Instruction
In every line of the material below, swap "chevron-down-icon" for "dropdown-arrow-icon" and leave everything else unchanged. Leave out the picture placeholders.

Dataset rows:

○ ○ ○ ○ ○ ○ ○

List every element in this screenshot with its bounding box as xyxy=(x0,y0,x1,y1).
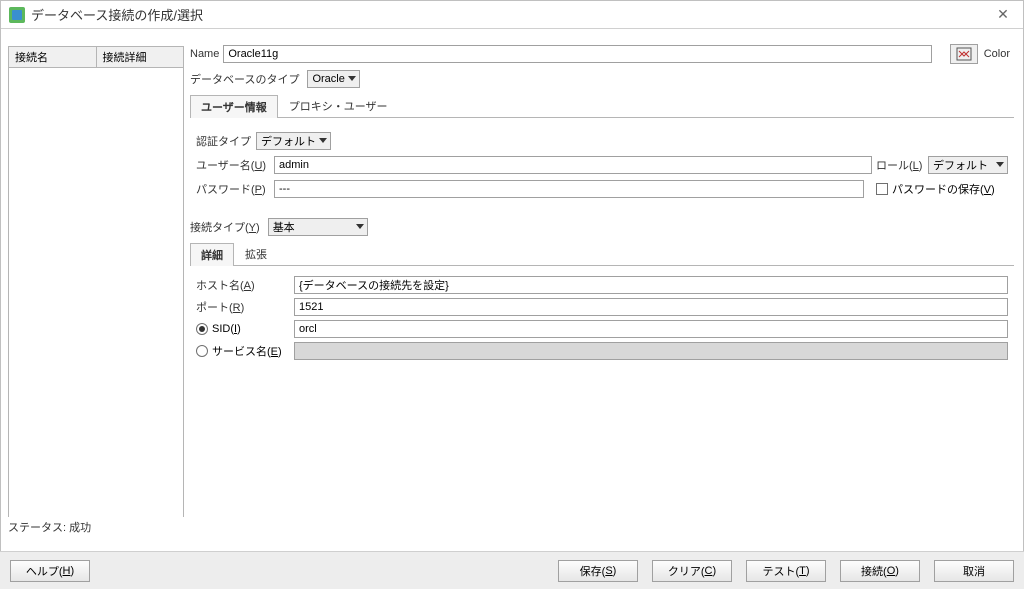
close-icon[interactable]: ✕ xyxy=(991,6,1015,23)
window-title: データベース接続の作成/選択 xyxy=(31,5,991,24)
cancel-button[interactable]: 取消 xyxy=(934,560,1014,582)
chevron-down-icon xyxy=(347,76,357,82)
port-input[interactable] xyxy=(294,298,1008,316)
role-label: ロール(L) xyxy=(876,157,924,173)
conn-type-value: 基本 xyxy=(273,219,297,235)
port-label: ポート(R) xyxy=(196,299,290,315)
dbtype-label: データベースのタイプ xyxy=(190,71,303,87)
auth-row: 認証タイプ デフォルト xyxy=(196,132,1008,150)
save-password-label: パスワードの保存(V) xyxy=(892,181,995,197)
sid-label: SID(I) xyxy=(212,323,241,335)
col-connection-detail[interactable]: 接続詳細 xyxy=(96,47,184,67)
chevron-down-icon xyxy=(995,162,1005,168)
username-label: ユーザー名(U) xyxy=(196,157,270,173)
radio-off-icon xyxy=(196,345,208,357)
name-input[interactable] xyxy=(223,45,931,63)
subtab-detail[interactable]: 詳細 xyxy=(190,243,234,266)
role-value: デフォルト xyxy=(933,157,990,173)
dbtype-select[interactable]: Oracle xyxy=(307,70,359,88)
color-picker-button[interactable] xyxy=(950,44,978,64)
test-button[interactable]: テスト(T) xyxy=(746,560,826,582)
auth-type-label: 認証タイプ xyxy=(196,133,256,149)
tab-proxy-user[interactable]: プロキシ・ユーザー xyxy=(278,94,399,117)
main-tabs: ユーザー情報 プロキシ・ユーザー xyxy=(190,94,1014,118)
sid-radio[interactable]: SID(I) xyxy=(196,323,290,335)
service-label: サービス名(E) xyxy=(212,343,282,359)
conn-type-label: 接続タイプ(Y) xyxy=(190,219,264,235)
chevron-down-icon xyxy=(355,224,365,230)
service-input-disabled xyxy=(294,342,1008,360)
connect-button[interactable]: 接続(O) xyxy=(840,560,920,582)
color-picker-icon xyxy=(956,47,972,61)
clear-button[interactable]: クリア(C) xyxy=(652,560,732,582)
auth-type-select[interactable]: デフォルト xyxy=(256,132,331,150)
user-info-group: 認証タイプ デフォルト ユーザー名(U) ロール(L) デフォルト xyxy=(190,118,1014,204)
password-label: パスワード(P) xyxy=(196,181,270,197)
radio-on-icon xyxy=(196,323,208,335)
save-button[interactable]: 保存(S) xyxy=(558,560,638,582)
title-bar: データベース接続の作成/選択 ✕ xyxy=(1,1,1023,29)
help-button[interactable]: ヘルプ(H) xyxy=(10,560,90,582)
app-icon xyxy=(9,7,25,23)
dbtype-value: Oracle xyxy=(312,73,346,85)
conn-detail-group: ホスト名(A) ポート(R) SID(I) サービス名 xyxy=(190,266,1014,366)
conn-type-select[interactable]: 基本 xyxy=(268,218,368,236)
tab-user-info[interactable]: ユーザー情報 xyxy=(190,95,278,118)
name-row: Name Color xyxy=(190,44,1014,64)
subtab-extended[interactable]: 拡張 xyxy=(234,242,278,265)
color-label: Color xyxy=(984,48,1014,60)
name-label: Name xyxy=(190,48,223,60)
connection-list-body[interactable] xyxy=(9,68,183,519)
button-bar: ヘルプ(H) 保存(S) クリア(C) テスト(T) 接続(O) 取消 xyxy=(0,551,1024,589)
service-radio[interactable]: サービス名(E) xyxy=(196,343,290,359)
sid-input[interactable] xyxy=(294,320,1008,338)
checkbox-icon xyxy=(876,183,888,195)
conn-type-row: 接続タイプ(Y) 基本 xyxy=(190,218,1014,236)
host-input[interactable] xyxy=(294,276,1008,294)
connection-list-panel: 接続名 接続詳細 xyxy=(8,46,184,517)
col-connection-name[interactable]: 接続名 xyxy=(9,47,96,67)
dialog-body: 接続名 接続詳細 ステータス: 成功 Name Color データベースのタイプ… xyxy=(0,28,1024,549)
auth-type-value: デフォルト xyxy=(261,133,318,149)
dbtype-row: データベースのタイプ Oracle xyxy=(190,70,1014,88)
form-panel: Name Color データベースのタイプ Oracle ユーザー情報 プロキシ… xyxy=(190,44,1014,535)
status-text: ステータス: 成功 xyxy=(8,519,91,535)
chevron-down-icon xyxy=(318,138,328,144)
role-select[interactable]: デフォルト xyxy=(928,156,1008,174)
username-input[interactable] xyxy=(274,156,872,174)
password-input[interactable] xyxy=(274,180,864,198)
host-label: ホスト名(A) xyxy=(196,277,290,293)
conn-subtabs: 詳細 拡張 xyxy=(190,242,1014,266)
connection-list-header: 接続名 接続詳細 xyxy=(9,47,183,68)
save-password-checkbox[interactable]: パスワードの保存(V) xyxy=(876,181,1008,197)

○ ○ ○ ○ ○ ○ ○

Answer to the problem
List every element in this screenshot with its bounding box as xyxy=(x0,y0,x1,y1).
close-icon[interactable]: ✕ xyxy=(991,6,1015,23)
window-title: データベース接続の作成/選択 xyxy=(31,5,991,24)
cancel-button[interactable]: 取消 xyxy=(934,560,1014,582)
dropdown-arrow-icon xyxy=(347,76,357,82)
port-input[interactable] xyxy=(294,298,1008,316)
role-label: ロール(L) xyxy=(876,157,924,173)
conn-type-value: 基本 xyxy=(273,219,297,235)
port-label: ポート(R) xyxy=(196,299,290,315)
dbtype-label: データベースのタイプ xyxy=(190,71,303,87)
auth-row: 認証タイプ デフォルト xyxy=(196,132,1008,150)
save-password-label: パスワードの保存(V) xyxy=(892,181,995,197)
sid-label: SID(I) xyxy=(212,323,241,335)
col-connection-detail[interactable]: 接続詳細 xyxy=(96,47,184,67)
dropdown-arrow-icon xyxy=(995,162,1005,168)
username-label: ユーザー名(U) xyxy=(196,157,270,173)
radio-off-icon xyxy=(196,345,208,357)
name-input[interactable] xyxy=(223,45,931,63)
subtab-detail[interactable]: 詳細 xyxy=(190,243,234,266)
role-value: デフォルト xyxy=(933,157,990,173)
dbtype-select[interactable]: Oracle xyxy=(307,70,359,88)
color-picker-button[interactable] xyxy=(950,44,978,64)
test-button[interactable]: テスト(T) xyxy=(746,560,826,582)
auth-type-label: 認証タイプ xyxy=(196,133,256,149)
tab-proxy-user[interactable]: プロキシ・ユーザー xyxy=(278,94,399,117)
main-tabs: ユーザー情報 プロキシ・ユーザー xyxy=(190,94,1014,118)
sid-radio[interactable]: SID(I) xyxy=(196,323,290,335)
service-label: サービス名(E) xyxy=(212,343,282,359)
conn-type-label: 接続タイプ(Y) xyxy=(190,219,264,235)
dropdown-arrow-icon xyxy=(355,224,365,230)
service-input-disabled xyxy=(294,342,1008,360)
connect-button[interactable]: 接続(O) xyxy=(840,560,920,582)
color-picker-icon xyxy=(956,47,972,61)
clear-button[interactable]: クリア(C) xyxy=(652,560,732,582)
auth-type-select[interactable]: デフォルト xyxy=(256,132,331,150)
user-info-group: 認証タイプ デフォルト ユーザー名(U) ロール(L) デフォルト xyxy=(190,118,1014,204)
password-label: パスワード(P) xyxy=(196,181,270,197)
radio-on-icon xyxy=(196,323,208,335)
save-button[interactable]: 保存(S) xyxy=(558,560,638,582)
title-bar: データベース接続の作成/選択 ✕ xyxy=(1,1,1023,29)
help-button[interactable]: ヘルプ(H) xyxy=(10,560,90,582)
app-icon xyxy=(9,7,25,23)
dbtype-value: Oracle xyxy=(312,73,346,85)
conn-detail-group: ホスト名(A) ポート(R) SID(I) サービス名 xyxy=(190,266,1014,366)
conn-type-select[interactable]: 基本 xyxy=(268,218,368,236)
tab-user-info[interactable]: ユーザー情報 xyxy=(190,95,278,118)
name-row: Name Color xyxy=(190,44,1014,64)
subtab-extended[interactable]: 拡張 xyxy=(234,242,278,265)
color-label: Color xyxy=(984,48,1014,60)
name-label: Name xyxy=(190,48,223,60)
connection-list-body[interactable] xyxy=(9,68,183,519)
button-bar: ヘルプ(H) 保存(S) クリア(C) テスト(T) 接続(O) 取消 xyxy=(0,551,1024,589)
service-radio[interactable]: サービス名(E) xyxy=(196,343,290,359)
sid-input[interactable] xyxy=(294,320,1008,338)
checkbox-icon xyxy=(876,183,888,195)
conn-type-row: 接続タイプ(Y) 基本 xyxy=(190,218,1014,236)
host-input[interactable] xyxy=(294,276,1008,294)
connection-list-panel: 接続名 接続詳細 xyxy=(8,46,184,517)
col-connection-name[interactable]: 接続名 xyxy=(9,47,96,67)
dialog-body: 接続名 接続詳細 ステータス: 成功 Name Color データベースのタイプ… xyxy=(0,28,1024,549)
auth-type-value: デフォルト xyxy=(261,133,318,149)
dbtype-row: データベースのタイプ Oracle xyxy=(190,70,1014,88)
form-panel: Name Color データベースのタイプ Oracle ユーザー情報 プロキシ… xyxy=(190,44,1014,535)
status-text: ステータス: 成功 xyxy=(8,519,91,535)
dropdown-arrow-icon xyxy=(318,138,328,144)
role-select[interactable]: デフォルト xyxy=(928,156,1008,174)
username-input[interactable] xyxy=(274,156,872,174)
password-input[interactable] xyxy=(274,180,864,198)
host-label: ホスト名(A) xyxy=(196,277,290,293)
conn-subtabs: 詳細 拡張 xyxy=(190,242,1014,266)
connection-list-header: 接続名 接続詳細 xyxy=(9,47,183,68)
save-password-checkbox[interactable]: パスワードの保存(V) xyxy=(876,181,1008,197)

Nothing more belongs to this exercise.